Entries taken from a collection:
____________

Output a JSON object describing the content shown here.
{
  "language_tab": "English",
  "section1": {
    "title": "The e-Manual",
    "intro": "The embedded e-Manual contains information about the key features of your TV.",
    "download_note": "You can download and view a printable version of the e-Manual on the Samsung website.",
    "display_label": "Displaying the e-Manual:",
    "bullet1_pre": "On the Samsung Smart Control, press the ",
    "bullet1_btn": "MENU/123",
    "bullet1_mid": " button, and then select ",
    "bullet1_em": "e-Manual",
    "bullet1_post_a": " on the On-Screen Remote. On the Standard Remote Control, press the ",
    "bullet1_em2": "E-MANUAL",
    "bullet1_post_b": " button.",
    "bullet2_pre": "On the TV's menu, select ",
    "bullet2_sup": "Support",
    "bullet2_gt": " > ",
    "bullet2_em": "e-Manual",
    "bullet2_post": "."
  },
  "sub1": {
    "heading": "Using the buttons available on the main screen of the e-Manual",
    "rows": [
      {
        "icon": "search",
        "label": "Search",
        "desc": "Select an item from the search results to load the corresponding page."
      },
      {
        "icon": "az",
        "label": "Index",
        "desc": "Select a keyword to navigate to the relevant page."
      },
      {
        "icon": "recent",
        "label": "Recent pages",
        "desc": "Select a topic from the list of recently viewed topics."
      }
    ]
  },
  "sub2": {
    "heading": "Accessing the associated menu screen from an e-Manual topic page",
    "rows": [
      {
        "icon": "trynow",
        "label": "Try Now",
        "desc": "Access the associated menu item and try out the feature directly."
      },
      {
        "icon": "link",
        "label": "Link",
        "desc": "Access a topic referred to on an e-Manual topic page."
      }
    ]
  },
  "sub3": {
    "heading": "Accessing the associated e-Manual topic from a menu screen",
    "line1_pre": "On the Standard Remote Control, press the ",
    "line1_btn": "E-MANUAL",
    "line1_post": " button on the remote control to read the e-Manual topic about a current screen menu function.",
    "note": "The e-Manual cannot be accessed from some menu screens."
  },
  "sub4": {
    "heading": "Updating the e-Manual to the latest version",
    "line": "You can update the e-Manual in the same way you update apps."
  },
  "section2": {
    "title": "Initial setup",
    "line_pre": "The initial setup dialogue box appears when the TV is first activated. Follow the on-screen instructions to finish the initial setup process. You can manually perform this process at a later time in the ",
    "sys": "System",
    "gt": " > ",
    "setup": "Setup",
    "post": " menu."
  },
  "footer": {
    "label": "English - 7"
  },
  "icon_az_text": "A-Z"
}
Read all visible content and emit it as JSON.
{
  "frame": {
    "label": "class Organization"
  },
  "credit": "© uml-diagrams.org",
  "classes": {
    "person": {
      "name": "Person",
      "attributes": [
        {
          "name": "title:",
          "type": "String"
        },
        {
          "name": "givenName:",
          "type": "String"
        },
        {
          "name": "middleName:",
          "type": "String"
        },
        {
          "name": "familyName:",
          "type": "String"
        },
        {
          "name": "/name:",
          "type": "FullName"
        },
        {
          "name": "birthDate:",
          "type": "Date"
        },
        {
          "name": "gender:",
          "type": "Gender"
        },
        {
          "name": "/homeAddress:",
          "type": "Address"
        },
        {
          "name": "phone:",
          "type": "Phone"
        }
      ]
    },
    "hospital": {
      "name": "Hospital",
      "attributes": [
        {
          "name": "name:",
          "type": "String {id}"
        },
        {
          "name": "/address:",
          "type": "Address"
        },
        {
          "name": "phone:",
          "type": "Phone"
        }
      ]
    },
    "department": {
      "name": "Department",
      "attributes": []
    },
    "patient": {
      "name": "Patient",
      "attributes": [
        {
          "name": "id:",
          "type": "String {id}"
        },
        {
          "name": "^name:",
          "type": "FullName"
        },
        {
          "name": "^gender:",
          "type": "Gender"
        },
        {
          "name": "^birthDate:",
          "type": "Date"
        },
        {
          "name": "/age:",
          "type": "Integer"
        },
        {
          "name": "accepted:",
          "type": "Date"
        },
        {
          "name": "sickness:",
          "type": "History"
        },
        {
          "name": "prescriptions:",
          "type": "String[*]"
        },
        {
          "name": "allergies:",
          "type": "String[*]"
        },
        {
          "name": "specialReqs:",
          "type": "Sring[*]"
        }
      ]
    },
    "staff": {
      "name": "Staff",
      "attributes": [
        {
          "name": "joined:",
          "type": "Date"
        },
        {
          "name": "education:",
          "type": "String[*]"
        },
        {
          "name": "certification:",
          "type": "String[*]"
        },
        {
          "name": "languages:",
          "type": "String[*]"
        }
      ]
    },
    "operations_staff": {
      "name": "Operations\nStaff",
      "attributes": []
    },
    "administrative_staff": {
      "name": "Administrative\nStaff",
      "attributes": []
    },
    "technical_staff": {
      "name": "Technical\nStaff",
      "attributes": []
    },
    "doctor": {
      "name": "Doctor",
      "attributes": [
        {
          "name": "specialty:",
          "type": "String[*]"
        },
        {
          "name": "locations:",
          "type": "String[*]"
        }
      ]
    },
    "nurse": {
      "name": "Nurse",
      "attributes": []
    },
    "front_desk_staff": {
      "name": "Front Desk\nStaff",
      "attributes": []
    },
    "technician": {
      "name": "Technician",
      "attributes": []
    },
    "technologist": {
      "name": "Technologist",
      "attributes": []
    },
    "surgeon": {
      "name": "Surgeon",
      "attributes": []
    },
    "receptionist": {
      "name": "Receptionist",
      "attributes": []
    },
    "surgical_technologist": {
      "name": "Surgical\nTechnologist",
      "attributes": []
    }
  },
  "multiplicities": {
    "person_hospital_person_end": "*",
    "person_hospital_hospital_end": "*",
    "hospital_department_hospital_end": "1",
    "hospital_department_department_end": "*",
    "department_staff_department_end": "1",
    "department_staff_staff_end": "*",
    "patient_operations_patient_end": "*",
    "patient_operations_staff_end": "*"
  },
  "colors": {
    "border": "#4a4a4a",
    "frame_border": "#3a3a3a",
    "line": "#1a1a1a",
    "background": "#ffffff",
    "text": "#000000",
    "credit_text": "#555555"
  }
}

____________

■ Directions:
Write out every entry again, keeping each line exactly the same.

■ Exercise solution:
Output a JSON object describing the content shown here.
{
  "language_tab": "English",
  "section1": {
    "title": "The e-Manual",
    "intro": "The embedded e-Manual contains information about the key features of your TV.",
    "download_note": "You can download and view a printable version of the e-Manual on the Samsung website.",
    "display_label": "Displaying the e-Manual:",
    "bullet1_pre": "On the Samsung Smart Control, press the ",
    "bullet1_btn": "MENU/123",
    "bullet1_mid": " button, and then select ",
    "bullet1_em": "e-Manual",
    "bullet1_post_a": " on the On-Screen Remote. On the Standard Remote Control, press the ",
    "bullet1_em2": "E-MANUAL",
    "bullet1_post_b": " button.",
    "bullet2_pre": "On the TV's menu, select ",
    "bullet2_sup": "Support",
    "bullet2_gt": " > ",
    "bullet2_em": "e-Manual",
    "bullet2_post": "."
  },
  "sub1": {
    "heading": "Using the buttons available on the main screen of the e-Manual",
    "rows": [
      {
        "icon": "search",
        "label": "Search",
        "desc": "Select an item from the search results to load the corresponding page."
      },
      {
        "icon": "az",
        "label": "Index",
        "desc": "Select a keyword to navigate to the relevant page."
      },
      {
        "icon": "recent",
        "label": "Recent pages",
        "desc": "Select a topic from the list of recently viewed topics."
      }
    ]
  },
  "sub2": {
    "heading": "Accessing the associated menu screen from an e-Manual topic page",
    "rows": [
      {
        "icon": "trynow",
        "label": "Try Now",
        "desc": "Access the associated menu item and try out the feature directly."
      },
      {
        "icon": "link",
        "label": "Link",
        "desc": "Access a topic referred to on an e-Manual topic page."
      }
    ]
  },
  "sub3": {
    "heading": "Accessing the associated e-Manual topic from a menu screen",
    "line1_pre": "On the Standard Remote Control, press the ",
    "line1_btn": "E-MANUAL",
    "line1_post": " button on the remote control to read the e-Manual topic about a current screen menu function.",
    "note": "The e-Manual cannot be accessed from some menu screens."
  },
  "sub4": {
    "heading": "Updating the e-Manual to the latest version",
    "line": "You can update the e-Manual in the same way you update apps."
  },
  "section2": {
    "title": "Initial setup",
    "line_pre": "The initial setup dialogue box appears when the TV is first activated. Follow the on-screen instructions to finish the initial setup process. You can manually perform this process at a later time in the ",
    "sys": "System",
    "gt": " > ",
    "setup": "Setup",
    "post": " menu."
  },
  "footer": {
    "label": "English - 7"
  },
  "icon_az_text": "A-Z"
}
Read all visible content and emit it as JSON.
{
  "frame": {
    "label": "class Organization"
  },
  "credit": "© uml-diagrams.org",
  "classes": {
    "person": {
      "name": "Person",
      "attributes": [
        {
          "name": "title:",
          "type": "String"
        },
        {
          "name": "givenName:",
          "type": "String"
        },
        {
          "name": "middleName:",
          "type": "String"
        },
        {
          "name": "familyName:",
          "type": "String"
        },
        {
          "name": "/name:",
          "type": "FullName"
        },
        {
          "name": "birthDate:",
          "type": "Date"
        },
        {
          "name": "gender:",
          "type": "Gender"
        },
        {
          "name": "/homeAddress:",
          "type": "Address"
        },
        {
          "name": "phone:",
          "type": "Phone"
        }
      ]
    },
    "hospital": {
      "name": "Hospital",
      "attributes": [
        {
          "name": "name:",
          "type": "String {id}"
        },
        {
          "name": "/address:",
          "type": "Address"
        },
        {
          "name": "phone:",
          "type": "Phone"
        }
      ]
    },
    "department": {
      "name": "Department",
      "attributes": []
    },
    "patient": {
      "name": "Patient",
      "attributes": [
        {
          "name": "id:",
          "type": "String {id}"
        },
        {
          "name": "^name:",
          "type": "FullName"
        },
        {
          "name": "^gender:",
          "type": "Gender"
        },
        {
          "name": "^birthDate:",
          "type": "Date"
        },
        {
          "name": "/age:",
          "type": "Integer"
        },
        {
          "name": "accepted:",
          "type": "Date"
        },
        {
          "name": "sickness:",
          "type": "History"
        },
        {
          "name": "prescriptions:",
          "type": "String[*]"
        },
        {
          "name": "allergies:",
          "type": "String[*]"
        },
        {
          "name": "specialReqs:",
          "type": "Sring[*]"
        }
      ]
    },
    "staff": {
      "name": "Staff",
      "attributes": [
        {
          "name": "joined:",
          "type": "Date"
        },
        {
          "name": "education:",
          "type": "String[*]"
        },
        {
          "name": "certification:",
          "type": "String[*]"
        },
        {
          "name": "languages:",
          "type": "String[*]"
        }
      ]
    },
    "operations_staff": {
      "name": "Operations\nStaff",
      "attributes": []
    },
    "administrative_staff": {
      "name": "Administrative\nStaff",
      "attributes": []
    },
    "technical_staff": {
      "name": "Technical\nStaff",
      "attributes": []
    },
    "doctor": {
      "name": "Doctor",
      "attributes": [
        {
          "name": "specialty:",
          "type": "String[*]"
        },
        {
          "name": "locations:",
          "type": "String[*]"
        }
      ]
    },
    "nurse": {
      "name": "Nurse",
      "attributes": []
    },
    "front_desk_staff": {
      "name": "Front Desk\nStaff",
      "attributes": []
    },
    "technician": {
      "name": "Technician",
      "attributes": []
    },
    "technologist": {
      "name": "Technologist",
      "attributes": []
    },
    "surgeon": {
      "name": "Surgeon",
      "attributes": []
    },
    "receptionist": {
      "name": "Receptionist",
      "attributes": []
    },
    "surgical_technologist": {
      "name": "Surgical\nTechnologist",
      "attributes": []
    }
  },
  "multiplicities": {
    "person_hospital_person_end": "*",
    "person_hospital_hospital_end": "*",
    "hospital_department_hospital_end": "1",
    "hospital_department_department_end": "*",
    "department_staff_department_end": "1",
    "department_staff_staff_end": "*",
    "patient_operations_patient_end": "*",
    "patient_operations_staff_end": "*"
  },
  "colors": {
    "border": "#4a4a4a",
    "frame_border": "#3a3a3a",
    "line": "#1a1a1a",
    "background": "#ffffff",
    "text": "#000000",
    "credit_text": "#555555"
  }
}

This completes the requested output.